Goal ▸ Your task is to quote the material that follows, in full and exactly.

Dataset items:
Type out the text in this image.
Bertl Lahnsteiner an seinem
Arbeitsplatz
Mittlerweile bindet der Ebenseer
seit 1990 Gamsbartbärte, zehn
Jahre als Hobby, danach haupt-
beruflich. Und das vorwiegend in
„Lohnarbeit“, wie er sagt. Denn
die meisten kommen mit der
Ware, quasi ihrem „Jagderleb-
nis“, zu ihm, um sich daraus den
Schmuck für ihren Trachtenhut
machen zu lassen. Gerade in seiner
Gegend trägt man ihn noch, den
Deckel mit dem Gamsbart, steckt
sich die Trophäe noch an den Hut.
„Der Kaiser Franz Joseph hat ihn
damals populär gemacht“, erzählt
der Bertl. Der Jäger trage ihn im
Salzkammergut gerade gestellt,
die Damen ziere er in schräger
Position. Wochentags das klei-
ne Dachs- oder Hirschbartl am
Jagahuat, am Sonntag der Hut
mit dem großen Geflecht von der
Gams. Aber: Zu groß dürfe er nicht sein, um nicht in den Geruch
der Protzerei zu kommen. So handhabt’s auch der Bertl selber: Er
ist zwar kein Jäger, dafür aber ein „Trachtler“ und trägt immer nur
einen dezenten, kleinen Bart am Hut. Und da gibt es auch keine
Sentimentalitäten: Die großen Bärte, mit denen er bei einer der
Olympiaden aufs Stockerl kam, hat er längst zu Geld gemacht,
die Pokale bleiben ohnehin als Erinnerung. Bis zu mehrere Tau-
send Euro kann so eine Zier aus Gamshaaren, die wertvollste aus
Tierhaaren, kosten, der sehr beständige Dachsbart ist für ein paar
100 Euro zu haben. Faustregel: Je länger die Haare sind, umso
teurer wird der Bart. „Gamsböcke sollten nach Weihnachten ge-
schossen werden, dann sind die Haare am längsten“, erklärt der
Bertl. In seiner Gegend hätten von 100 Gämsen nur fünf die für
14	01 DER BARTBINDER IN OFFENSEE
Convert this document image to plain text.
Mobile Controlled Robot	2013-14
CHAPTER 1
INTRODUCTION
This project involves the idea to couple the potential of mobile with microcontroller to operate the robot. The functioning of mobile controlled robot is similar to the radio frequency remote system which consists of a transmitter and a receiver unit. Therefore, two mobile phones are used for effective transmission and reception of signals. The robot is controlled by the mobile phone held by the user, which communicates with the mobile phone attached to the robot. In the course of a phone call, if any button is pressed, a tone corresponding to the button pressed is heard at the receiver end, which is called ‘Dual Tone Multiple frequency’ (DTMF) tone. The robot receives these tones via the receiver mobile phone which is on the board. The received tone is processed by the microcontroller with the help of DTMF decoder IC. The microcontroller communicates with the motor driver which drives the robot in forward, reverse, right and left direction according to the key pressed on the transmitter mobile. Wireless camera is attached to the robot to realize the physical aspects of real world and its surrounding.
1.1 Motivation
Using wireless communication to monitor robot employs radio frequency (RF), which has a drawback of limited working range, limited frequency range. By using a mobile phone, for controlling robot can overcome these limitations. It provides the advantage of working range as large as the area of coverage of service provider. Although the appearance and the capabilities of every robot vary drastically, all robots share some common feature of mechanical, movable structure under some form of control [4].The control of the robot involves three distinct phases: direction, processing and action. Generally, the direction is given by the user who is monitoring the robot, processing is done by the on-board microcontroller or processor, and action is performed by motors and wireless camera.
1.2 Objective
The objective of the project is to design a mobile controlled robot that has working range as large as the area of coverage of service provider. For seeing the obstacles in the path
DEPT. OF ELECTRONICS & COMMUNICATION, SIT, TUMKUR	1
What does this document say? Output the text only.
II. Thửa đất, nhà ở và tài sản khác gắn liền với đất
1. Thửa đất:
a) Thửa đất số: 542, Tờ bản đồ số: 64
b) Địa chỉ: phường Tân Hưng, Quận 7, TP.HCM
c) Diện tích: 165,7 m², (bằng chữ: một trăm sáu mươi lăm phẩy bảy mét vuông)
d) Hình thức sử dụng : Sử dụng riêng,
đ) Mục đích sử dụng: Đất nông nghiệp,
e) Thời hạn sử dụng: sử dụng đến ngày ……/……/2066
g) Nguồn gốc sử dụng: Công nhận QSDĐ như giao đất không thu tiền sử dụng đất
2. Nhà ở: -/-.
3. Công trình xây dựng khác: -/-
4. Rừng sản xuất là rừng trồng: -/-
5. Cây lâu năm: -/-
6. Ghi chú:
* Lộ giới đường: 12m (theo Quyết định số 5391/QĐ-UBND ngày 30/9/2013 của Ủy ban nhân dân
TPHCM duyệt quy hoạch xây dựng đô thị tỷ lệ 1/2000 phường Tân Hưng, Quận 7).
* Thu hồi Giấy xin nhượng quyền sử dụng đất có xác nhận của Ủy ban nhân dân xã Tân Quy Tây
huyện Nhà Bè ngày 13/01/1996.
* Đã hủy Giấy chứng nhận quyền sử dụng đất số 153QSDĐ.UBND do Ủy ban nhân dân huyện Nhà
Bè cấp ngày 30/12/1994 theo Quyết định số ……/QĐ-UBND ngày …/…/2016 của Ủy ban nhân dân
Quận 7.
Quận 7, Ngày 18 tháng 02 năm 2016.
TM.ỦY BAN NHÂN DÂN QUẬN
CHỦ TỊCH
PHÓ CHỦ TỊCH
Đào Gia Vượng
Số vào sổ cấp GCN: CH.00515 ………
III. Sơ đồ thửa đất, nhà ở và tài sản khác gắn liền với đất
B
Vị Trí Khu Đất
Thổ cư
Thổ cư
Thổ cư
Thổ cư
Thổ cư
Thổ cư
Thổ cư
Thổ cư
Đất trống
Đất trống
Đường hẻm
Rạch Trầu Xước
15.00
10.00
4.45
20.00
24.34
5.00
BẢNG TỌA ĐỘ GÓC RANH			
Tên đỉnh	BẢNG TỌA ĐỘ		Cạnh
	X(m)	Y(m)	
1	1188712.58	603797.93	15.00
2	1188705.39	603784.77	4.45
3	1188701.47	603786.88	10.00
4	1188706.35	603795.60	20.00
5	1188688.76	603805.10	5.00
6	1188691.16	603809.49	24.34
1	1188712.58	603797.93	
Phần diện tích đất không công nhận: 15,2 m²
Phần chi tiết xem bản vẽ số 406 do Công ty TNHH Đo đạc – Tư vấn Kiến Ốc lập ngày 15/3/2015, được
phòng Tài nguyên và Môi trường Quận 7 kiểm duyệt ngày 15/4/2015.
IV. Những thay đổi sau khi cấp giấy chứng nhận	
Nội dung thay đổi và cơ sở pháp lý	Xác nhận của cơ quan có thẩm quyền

Written solution ▸
Type out the text in this image.
Bertl Lahnsteiner an seinem
Arbeitsplatz
Mittlerweile bindet der Ebenseer
seit 1990 Gamsbartbärte, zehn
Jahre als Hobby, danach haupt-
beruflich. Und das vorwiegend in
„Lohnarbeit“, wie er sagt. Denn
die meisten kommen mit der
Ware, quasi ihrem „Jagderleb-
nis“, zu ihm, um sich daraus den
Schmuck für ihren Trachtenhut
machen zu lassen. Gerade in seiner
Gegend trägt man ihn noch, den
Deckel mit dem Gamsbart, steckt
sich die Trophäe noch an den Hut.
„Der Kaiser Franz Joseph hat ihn
damals populär gemacht“, erzählt
der Bertl. Der Jäger trage ihn im
Salzkammergut gerade gestellt,
die Damen ziere er in schräger
Position. Wochentags das klei-
ne Dachs- oder Hirschbartl am
Jagahuat, am Sonntag der Hut
mit dem großen Geflecht von der
Gams. Aber: Zu groß dürfe er nicht sein, um nicht in den Geruch
der Protzerei zu kommen. So handhabt’s auch der Bertl selber: Er
ist zwar kein Jäger, dafür aber ein „Trachtler“ und trägt immer nur
einen dezenten, kleinen Bart am Hut. Und da gibt es auch keine
Sentimentalitäten: Die großen Bärte, mit denen er bei einer der
Olympiaden aufs Stockerl kam, hat er längst zu Geld gemacht,
die Pokale bleiben ohnehin als Erinnerung. Bis zu mehrere Tau-
send Euro kann so eine Zier aus Gamshaaren, die wertvollste aus
Tierhaaren, kosten, der sehr beständige Dachsbart ist für ein paar
100 Euro zu haben. Faustregel: Je länger die Haare sind, umso
teurer wird der Bart. „Gamsböcke sollten nach Weihnachten ge-
schossen werden, dann sind die Haare am längsten“, erklärt der
Bertl. In seiner Gegend hätten von 100 Gämsen nur fünf die für
14	01 DER BARTBINDER IN OFFENSEE
Convert this document image to plain text.
Mobile Controlled Robot	2013-14
CHAPTER 1
INTRODUCTION
This project involves the idea to couple the potential of mobile with microcontroller to operate the robot. The functioning of mobile controlled robot is similar to the radio frequency remote system which consists of a transmitter and a receiver unit. Therefore, two mobile phones are used for effective transmission and reception of signals. The robot is controlled by the mobile phone held by the user, which communicates with the mobile phone attached to the robot. In the course of a phone call, if any button is pressed, a tone corresponding to the button pressed is heard at the receiver end, which is called ‘Dual Tone Multiple frequency’ (DTMF) tone. The robot receives these tones via the receiver mobile phone which is on the board. The received tone is processed by the microcontroller with the help of DTMF decoder IC. The microcontroller communicates with the motor driver which drives the robot in forward, reverse, right and left direction according to the key pressed on the transmitter mobile. Wireless camera is attached to the robot to realize the physical aspects of real world and its surrounding.
1.1 Motivation
Using wireless communication to monitor robot employs radio frequency (RF), which has a drawback of limited working range, limited frequency range. By using a mobile phone, for controlling robot can overcome these limitations. It provides the advantage of working range as large as the area of coverage of service provider. Although the appearance and the capabilities of every robot vary drastically, all robots share some common feature of mechanical, movable structure under some form of control [4].The control of the robot involves three distinct phases: direction, processing and action. Generally, the direction is given by the user who is monitoring the robot, processing is done by the on-board microcontroller or processor, and action is performed by motors and wireless camera.
1.2 Objective
The objective of the project is to design a mobile controlled robot that has working range as large as the area of coverage of service provider. For seeing the obstacles in the path
DEPT. OF ELECTRONICS & COMMUNICATION, SIT, TUMKUR	1
What does this document say? Output the text only.
II. Thửa đất, nhà ở và tài sản khác gắn liền với đất
1. Thửa đất:
a) Thửa đất số: 542, Tờ bản đồ số: 64
b) Địa chỉ: phường Tân Hưng, Quận 7, TP.HCM
c) Diện tích: 165,7 m², (bằng chữ: một trăm sáu mươi lăm phẩy bảy mét vuông)
d) Hình thức sử dụng : Sử dụng riêng,
đ) Mục đích sử dụng: Đất nông nghiệp,
e) Thời hạn sử dụng: sử dụng đến ngày ……/……/2066
g) Nguồn gốc sử dụng: Công nhận QSDĐ như giao đất không thu tiền sử dụng đất
2. Nhà ở: -/-.
3. Công trình xây dựng khác: -/-
4. Rừng sản xuất là rừng trồng: -/-
5. Cây lâu năm: -/-
6. Ghi chú:
* Lộ giới đường: 12m (theo Quyết định số 5391/QĐ-UBND ngày 30/9/2013 của Ủy ban nhân dân
TPHCM duyệt quy hoạch xây dựng đô thị tỷ lệ 1/2000 phường Tân Hưng, Quận 7).
* Thu hồi Giấy xin nhượng quyền sử dụng đất có xác nhận của Ủy ban nhân dân xã Tân Quy Tây
huyện Nhà Bè ngày 13/01/1996.
* Đã hủy Giấy chứng nhận quyền sử dụng đất số 153QSDĐ.UBND do Ủy ban nhân dân huyện Nhà
Bè cấp ngày 30/12/1994 theo Quyết định số ……/QĐ-UBND ngày …/…/2016 của Ủy ban nhân dân
Quận 7.
Quận 7, Ngày 18 tháng 02 năm 2016.
TM.ỦY BAN NHÂN DÂN QUẬN
CHỦ TỊCH
PHÓ CHỦ TỊCH
Đào Gia Vượng
Số vào sổ cấp GCN: CH.00515 ………
III. Sơ đồ thửa đất, nhà ở và tài sản khác gắn liền với đất
B
Vị Trí Khu Đất
Thổ cư
Thổ cư
Thổ cư
Thổ cư
Thổ cư
Thổ cư
Thổ cư
Thổ cư
Đất trống
Đất trống
Đường hẻm
Rạch Trầu Xước
15.00
10.00
4.45
20.00
24.34
5.00
BẢNG TỌA ĐỘ GÓC RANH			
Tên đỉnh	BẢNG TỌA ĐỘ		Cạnh
	X(m)	Y(m)	
1	1188712.58	603797.93	15.00
2	1188705.39	603784.77	4.45
3	1188701.47	603786.88	10.00
4	1188706.35	603795.60	20.00
5	1188688.76	603805.10	5.00
6	1188691.16	603809.49	24.34
1	1188712.58	603797.93	
Phần diện tích đất không công nhận: 15,2 m²
Phần chi tiết xem bản vẽ số 406 do Công ty TNHH Đo đạc – Tư vấn Kiến Ốc lập ngày 15/3/2015, được
phòng Tài nguyên và Môi trường Quận 7 kiểm duyệt ngày 15/4/2015.
IV. Những thay đổi sau khi cấp giấy chứng nhận	
Nội dung thay đổi và cơ sở pháp lý	Xác nhận của cơ quan có thẩm quyền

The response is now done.